> Given request: Below are some records. Copy every line in them that holds "this".

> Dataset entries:
--- start ---

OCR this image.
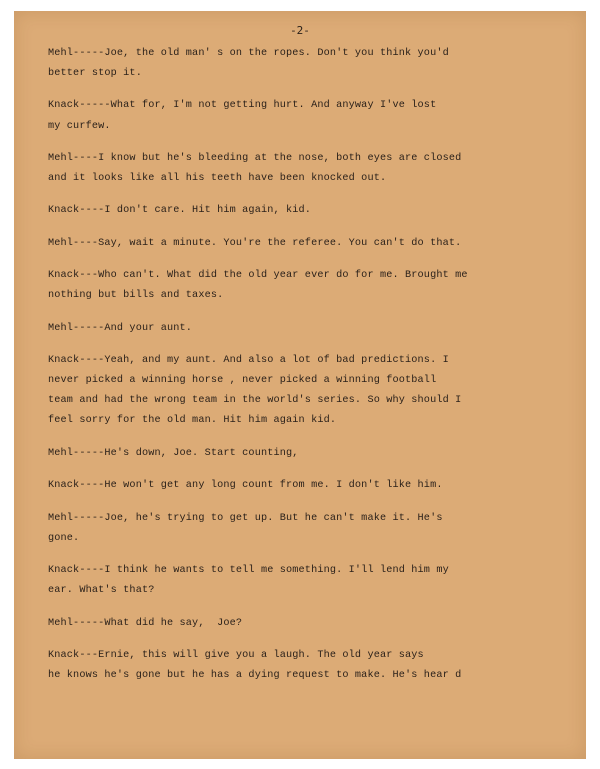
-2-
Mehl-----Joe, the old man' s on the ropes. Don't you think you'd
better stop it.
Knack-----What for, I'm not getting hurt. And anyway I've lost
my curfew.
Mehl----I know but he's bleeding at the nose, both eyes are closed
and it looks like all his teeth have been knocked out.
Knack----I don't care. Hit him again, kid.
Mehl----Say, wait a minute. You're the referee. You can't do that.
Knack---Who can't. What did the old year ever do for me. Brought me
nothing but bills and taxes.
Mehl-----And your aunt.
Knack----Yeah, and my aunt. And also a lot of bad predictions. I
never picked a winning horse , never picked a winning football
team and had the wrong team in the world's series. So why should I
feel sorry for the old man. Hit him again kid.
Mehl-----He's down, Joe. Start counting,
Knack----He won't get any long count from me. I don't like him.
Mehl-----Joe, he's trying to get up. But he can't make it. He's
gone.
Knack----I think he wants to tell me something. I'll lend him my
ear. What's that?
Mehl-----What did he say,  Joe?
Knack---Ernie, this will give you a laugh. The old year says
he knows he's gone but he has a dying request to make. He's hear d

--- end ---

> Problem solution:
OCR this image.
Knack---Ernie, this will give you a laugh. The old year says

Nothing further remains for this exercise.